▶ EXERCISE REQUIREMENTS: Nothing in the records may be left out or altered; reproduce them all exactly.

━━ AVAILABLE DATA ━━

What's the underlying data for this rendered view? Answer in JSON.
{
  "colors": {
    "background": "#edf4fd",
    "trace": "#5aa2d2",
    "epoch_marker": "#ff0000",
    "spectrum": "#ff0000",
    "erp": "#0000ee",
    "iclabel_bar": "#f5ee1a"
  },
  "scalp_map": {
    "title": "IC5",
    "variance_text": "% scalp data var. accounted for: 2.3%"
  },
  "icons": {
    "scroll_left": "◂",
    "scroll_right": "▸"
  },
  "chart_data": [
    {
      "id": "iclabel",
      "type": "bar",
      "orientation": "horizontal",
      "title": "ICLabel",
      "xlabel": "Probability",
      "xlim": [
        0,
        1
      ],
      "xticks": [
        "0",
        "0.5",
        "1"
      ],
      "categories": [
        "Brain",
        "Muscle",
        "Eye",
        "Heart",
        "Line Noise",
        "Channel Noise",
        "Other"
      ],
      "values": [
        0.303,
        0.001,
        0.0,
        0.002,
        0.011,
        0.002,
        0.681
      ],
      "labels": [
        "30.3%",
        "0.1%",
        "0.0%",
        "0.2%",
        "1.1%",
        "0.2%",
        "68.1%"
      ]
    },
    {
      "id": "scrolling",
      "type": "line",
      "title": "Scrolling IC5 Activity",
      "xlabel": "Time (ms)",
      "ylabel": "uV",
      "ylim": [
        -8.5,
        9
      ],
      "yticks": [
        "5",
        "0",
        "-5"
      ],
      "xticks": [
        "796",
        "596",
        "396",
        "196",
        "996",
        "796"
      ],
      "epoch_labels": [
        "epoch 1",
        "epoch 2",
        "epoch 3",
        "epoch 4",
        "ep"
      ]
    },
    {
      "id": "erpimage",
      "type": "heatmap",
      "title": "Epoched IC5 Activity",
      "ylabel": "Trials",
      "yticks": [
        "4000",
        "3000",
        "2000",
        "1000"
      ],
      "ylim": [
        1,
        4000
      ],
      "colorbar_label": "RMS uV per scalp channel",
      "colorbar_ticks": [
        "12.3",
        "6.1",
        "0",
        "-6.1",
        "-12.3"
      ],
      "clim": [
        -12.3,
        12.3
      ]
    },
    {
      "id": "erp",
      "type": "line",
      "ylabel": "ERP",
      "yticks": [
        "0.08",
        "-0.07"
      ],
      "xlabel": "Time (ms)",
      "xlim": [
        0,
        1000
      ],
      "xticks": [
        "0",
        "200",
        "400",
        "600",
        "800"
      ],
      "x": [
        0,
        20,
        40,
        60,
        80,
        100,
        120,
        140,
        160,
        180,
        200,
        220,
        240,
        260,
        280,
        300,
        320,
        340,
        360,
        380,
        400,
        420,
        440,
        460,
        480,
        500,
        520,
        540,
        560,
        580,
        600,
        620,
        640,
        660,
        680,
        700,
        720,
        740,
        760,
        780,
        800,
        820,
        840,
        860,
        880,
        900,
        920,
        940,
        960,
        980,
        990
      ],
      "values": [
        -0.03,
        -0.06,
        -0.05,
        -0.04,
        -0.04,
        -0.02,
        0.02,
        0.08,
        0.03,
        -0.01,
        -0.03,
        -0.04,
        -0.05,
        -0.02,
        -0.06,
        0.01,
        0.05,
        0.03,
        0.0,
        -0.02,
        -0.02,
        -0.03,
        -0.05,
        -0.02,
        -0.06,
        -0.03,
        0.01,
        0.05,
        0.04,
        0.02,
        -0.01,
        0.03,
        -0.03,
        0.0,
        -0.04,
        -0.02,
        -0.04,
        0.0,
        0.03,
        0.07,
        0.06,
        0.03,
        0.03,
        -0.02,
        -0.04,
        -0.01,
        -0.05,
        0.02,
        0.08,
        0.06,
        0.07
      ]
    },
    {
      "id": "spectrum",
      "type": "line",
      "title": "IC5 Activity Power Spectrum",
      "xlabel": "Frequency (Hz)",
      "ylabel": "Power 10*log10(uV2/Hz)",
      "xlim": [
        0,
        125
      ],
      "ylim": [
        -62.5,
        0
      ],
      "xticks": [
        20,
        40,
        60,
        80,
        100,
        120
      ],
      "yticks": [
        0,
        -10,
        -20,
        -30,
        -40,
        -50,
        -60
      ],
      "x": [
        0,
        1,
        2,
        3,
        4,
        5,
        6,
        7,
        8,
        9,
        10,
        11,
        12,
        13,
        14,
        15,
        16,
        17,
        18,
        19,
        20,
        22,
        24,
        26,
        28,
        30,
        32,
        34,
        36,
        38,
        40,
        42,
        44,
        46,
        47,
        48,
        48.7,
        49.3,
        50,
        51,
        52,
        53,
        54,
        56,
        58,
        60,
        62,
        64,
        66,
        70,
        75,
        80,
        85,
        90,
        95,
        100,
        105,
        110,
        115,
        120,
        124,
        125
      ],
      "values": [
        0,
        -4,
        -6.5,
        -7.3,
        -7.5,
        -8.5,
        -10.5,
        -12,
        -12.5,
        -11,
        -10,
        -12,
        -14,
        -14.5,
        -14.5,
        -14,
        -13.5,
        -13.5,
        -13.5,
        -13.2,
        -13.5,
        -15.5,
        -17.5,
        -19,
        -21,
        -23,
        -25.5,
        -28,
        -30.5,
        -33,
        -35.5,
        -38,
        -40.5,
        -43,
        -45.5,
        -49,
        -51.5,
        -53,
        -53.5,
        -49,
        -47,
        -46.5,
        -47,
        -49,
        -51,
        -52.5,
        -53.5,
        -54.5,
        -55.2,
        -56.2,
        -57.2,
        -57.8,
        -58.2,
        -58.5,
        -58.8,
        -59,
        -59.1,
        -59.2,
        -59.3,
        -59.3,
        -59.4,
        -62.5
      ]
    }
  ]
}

━━━

▶ RESULT FOR THIS EXERCISE:
What's the underlying data for this rendered view? Answer in JSON.
{
  "colors": {
    "background": "#edf4fd",
    "trace": "#5aa2d2",
    "epoch_marker": "#ff0000",
    "spectrum": "#ff0000",
    "erp": "#0000ee",
    "iclabel_bar": "#f5ee1a"
  },
  "scalp_map": {
    "title": "IC5",
    "variance_text": "% scalp data var. accounted for: 2.3%"
  },
  "icons": {
    "scroll_left": "◂",
    "scroll_right": "▸"
  },
  "chart_data": [
    {
      "id": "iclabel",
      "type": "bar",
      "orientation": "horizontal",
      "title": "ICLabel",
      "xlabel": "Probability",
      "xlim": [
        0,
        1
      ],
      "xticks": [
        "0",
        "0.5",
        "1"
      ],
      "categories": [
        "Brain",
        "Muscle",
        "Eye",
        "Heart",
        "Line Noise",
        "Channel Noise",
        "Other"
      ],
      "values": [
        0.303,
        0.001,
        0.0,
        0.002,
        0.011,
        0.002,
        0.681
      ],
      "labels": [
        "30.3%",
        "0.1%",
        "0.0%",
        "0.2%",
        "1.1%",
        "0.2%",
        "68.1%"
      ]
    },
    {
      "id": "scrolling",
      "type": "line",
      "title": "Scrolling IC5 Activity",
      "xlabel": "Time (ms)",
      "ylabel": "uV",
      "ylim": [
        -8.5,
        9
      ],
      "yticks": [
        "5",
        "0",
        "-5"
      ],
      "xticks": [
        "796",
        "596",
        "396",
        "196",
        "996",
        "796"
      ],
      "epoch_labels": [
        "epoch 1",
        "epoch 2",
        "epoch 3",
        "epoch 4",
        "ep"
      ]
    },
    {
      "id": "erpimage",
      "type": "heatmap",
      "title": "Epoched IC5 Activity",
      "ylabel": "Trials",
      "yticks": [
        "4000",
        "3000",
        "2000",
        "1000"
      ],
      "ylim": [
        1,
        4000
      ],
      "colorbar_label": "RMS uV per scalp channel",
      "colorbar_ticks": [
        "12.3",
        "6.1",
        "0",
        "-6.1",
        "-12.3"
      ],
      "clim": [
        -12.3,
        12.3
      ]
    },
    {
      "id": "erp",
      "type": "line",
      "ylabel": "ERP",
      "yticks": [
        "0.08",
        "-0.07"
      ],
      "xlabel": "Time (ms)",
      "xlim": [
        0,
        1000
      ],
      "xticks": [
        "0",
        "200",
        "400",
        "600",
        "800"
      ],
      "x": [
        0,
        20,
        40,
        60,
        80,
        100,
        120,
        140,
        160,
        180,
        200,
        220,
        240,
        260,
        280,
        300,
        320,
        340,
        360,
        380,
        400,
        420,
        440,
        460,
        480,
        500,
        520,
        540,
        560,
        580,
        600,
        620,
        640,
        660,
        680,
        700,
        720,
        740,
        760,
        780,
        800,
        820,
        840,
        860,
        880,
        900,
        920,
        940,
        960,
        980,
        990
      ],
      "values": [
        -0.03,
        -0.06,
        -0.05,
        -0.04,
        -0.04,
        -0.02,
        0.02,
        0.08,
        0.03,
        -0.01,
        -0.03,
        -0.04,
        -0.05,
        -0.02,
        -0.06,
        0.01,
        0.05,
        0.03,
        0.0,
        -0.02,
        -0.02,
        -0.03,
        -0.05,
        -0.02,
        -0.06,
        -0.03,
        0.01,
        0.05,
        0.04,
        0.02,
        -0.01,
        0.03,
        -0.03,
        0.0,
        -0.04,
        -0.02,
        -0.04,
        0.0,
        0.03,
        0.07,
        0.06,
        0.03,
        0.03,
        -0.02,
        -0.04,
        -0.01,
        -0.05,
        0.02,
        0.08,
        0.06,
        0.07
      ]
    },
    {
      "id": "spectrum",
      "type": "line",
      "title": "IC5 Activity Power Spectrum",
      "xlabel": "Frequency (Hz)",
      "ylabel": "Power 10*log10(uV2/Hz)",
      "xlim": [
        0,
        125
      ],
      "ylim": [
        -62.5,
        0
      ],
      "xticks": [
        20,
        40,
        60,
        80,
        100,
        120
      ],
      "yticks": [
        0,
        -10,
        -20,
        -30,
        -40,
        -50,
        -60
      ],
      "x": [
        0,
        1,
        2,
        3,
        4,
        5,
        6,
        7,
        8,
        9,
        10,
        11,
        12,
        13,
        14,
        15,
        16,
        17,
        18,
        19,
        20,
        22,
        24,
        26,
        28,
        30,
        32,
        34,
        36,
        38,
        40,
        42,
        44,
        46,
        47,
        48,
        48.7,
        49.3,
        50,
        51,
        52,
        53,
        54,
        56,
        58,
        60,
        62,
        64,
        66,
        70,
        75,
        80,
        85,
        90,
        95,
        100,
        105,
        110,
        115,
        120,
        124,
        125
      ],
      "values": [
        0,
        -4,
        -6.5,
        -7.3,
        -7.5,
        -8.5,
        -10.5,
        -12,
        -12.5,
        -11,
        -10,
        -12,
        -14,
        -14.5,
        -14.5,
        -14,
        -13.5,
        -13.5,
        -13.5,
        -13.2,
        -13.5,
        -15.5,
        -17.5,
        -19,
        -21,
        -23,
        -25.5,
        -28,
        -30.5,
        -33,
        -35.5,
        -38,
        -40.5,
        -43,
        -45.5,
        -49,
        -51.5,
        -53,
        -53.5,
        -49,
        -47,
        -46.5,
        -47,
        -49,
        -51,
        -52.5,
        -53.5,
        -54.5,
        -55.2,
        -56.2,
        -57.2,
        -57.8,
        -58.2,
        -58.5,
        -58.8,
        -59,
        -59.1,
        -59.2,
        -59.3,
        -59.3,
        -59.4,
        -62.5
      ]
    }
  ]
}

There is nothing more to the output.